## begin Dataset extract
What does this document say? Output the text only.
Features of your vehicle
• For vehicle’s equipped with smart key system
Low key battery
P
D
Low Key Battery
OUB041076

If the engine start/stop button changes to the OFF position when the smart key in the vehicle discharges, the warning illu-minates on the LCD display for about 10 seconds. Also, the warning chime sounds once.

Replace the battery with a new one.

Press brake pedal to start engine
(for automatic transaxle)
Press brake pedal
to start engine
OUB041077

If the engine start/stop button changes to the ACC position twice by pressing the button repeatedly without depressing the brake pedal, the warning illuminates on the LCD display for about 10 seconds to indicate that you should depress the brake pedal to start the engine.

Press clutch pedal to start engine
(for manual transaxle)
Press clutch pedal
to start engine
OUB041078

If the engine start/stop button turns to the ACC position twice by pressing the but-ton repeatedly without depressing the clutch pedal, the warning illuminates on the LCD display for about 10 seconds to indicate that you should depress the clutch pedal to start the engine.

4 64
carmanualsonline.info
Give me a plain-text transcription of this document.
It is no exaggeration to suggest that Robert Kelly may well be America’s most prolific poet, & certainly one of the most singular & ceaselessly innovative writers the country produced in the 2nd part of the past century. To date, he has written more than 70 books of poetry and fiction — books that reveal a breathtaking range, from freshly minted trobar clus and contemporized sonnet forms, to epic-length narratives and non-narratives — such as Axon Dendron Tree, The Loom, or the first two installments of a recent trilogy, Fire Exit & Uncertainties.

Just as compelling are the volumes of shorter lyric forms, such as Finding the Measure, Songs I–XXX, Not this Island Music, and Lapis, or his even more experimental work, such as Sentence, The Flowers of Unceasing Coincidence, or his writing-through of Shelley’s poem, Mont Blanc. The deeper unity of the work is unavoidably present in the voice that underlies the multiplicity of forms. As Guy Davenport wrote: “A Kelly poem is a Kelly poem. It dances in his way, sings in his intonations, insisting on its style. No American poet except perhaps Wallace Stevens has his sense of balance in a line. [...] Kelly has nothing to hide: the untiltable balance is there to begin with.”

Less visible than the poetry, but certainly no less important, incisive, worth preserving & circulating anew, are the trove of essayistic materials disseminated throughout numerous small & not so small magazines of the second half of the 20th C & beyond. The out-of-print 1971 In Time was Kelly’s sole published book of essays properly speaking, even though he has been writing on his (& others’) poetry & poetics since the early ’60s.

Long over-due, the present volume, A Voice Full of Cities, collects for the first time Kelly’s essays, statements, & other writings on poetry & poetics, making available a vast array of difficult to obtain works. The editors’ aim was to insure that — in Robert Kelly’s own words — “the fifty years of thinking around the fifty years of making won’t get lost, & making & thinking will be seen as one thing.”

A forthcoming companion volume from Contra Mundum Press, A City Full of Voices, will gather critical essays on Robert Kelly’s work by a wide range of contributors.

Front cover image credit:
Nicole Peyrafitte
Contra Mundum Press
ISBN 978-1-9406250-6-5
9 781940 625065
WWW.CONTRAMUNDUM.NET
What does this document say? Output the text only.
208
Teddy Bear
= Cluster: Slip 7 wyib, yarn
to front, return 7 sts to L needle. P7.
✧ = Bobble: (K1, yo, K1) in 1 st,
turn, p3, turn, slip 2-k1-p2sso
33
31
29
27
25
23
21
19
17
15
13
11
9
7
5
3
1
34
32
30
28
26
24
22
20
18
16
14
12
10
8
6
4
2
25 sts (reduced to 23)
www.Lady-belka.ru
## end Dataset extract
Task prompt –
Point out every line holding the string "illuminates" and copy it.

Exercise response –
If the engine start/stop button changes to the ACC position twice by pressing the button repeatedly without depressing the brake pedal, the warning illuminates on the LCD display for about 10 seconds to indicate that you should depress the brake pedal to start the engine.
If the engine start/stop button turns to the ACC position twice by pressing the but-ton repeatedly without depressing the clutch pedal, the warning illuminates on the LCD display for about 10 seconds to indicate that you should depress the clutch pedal to start the engine.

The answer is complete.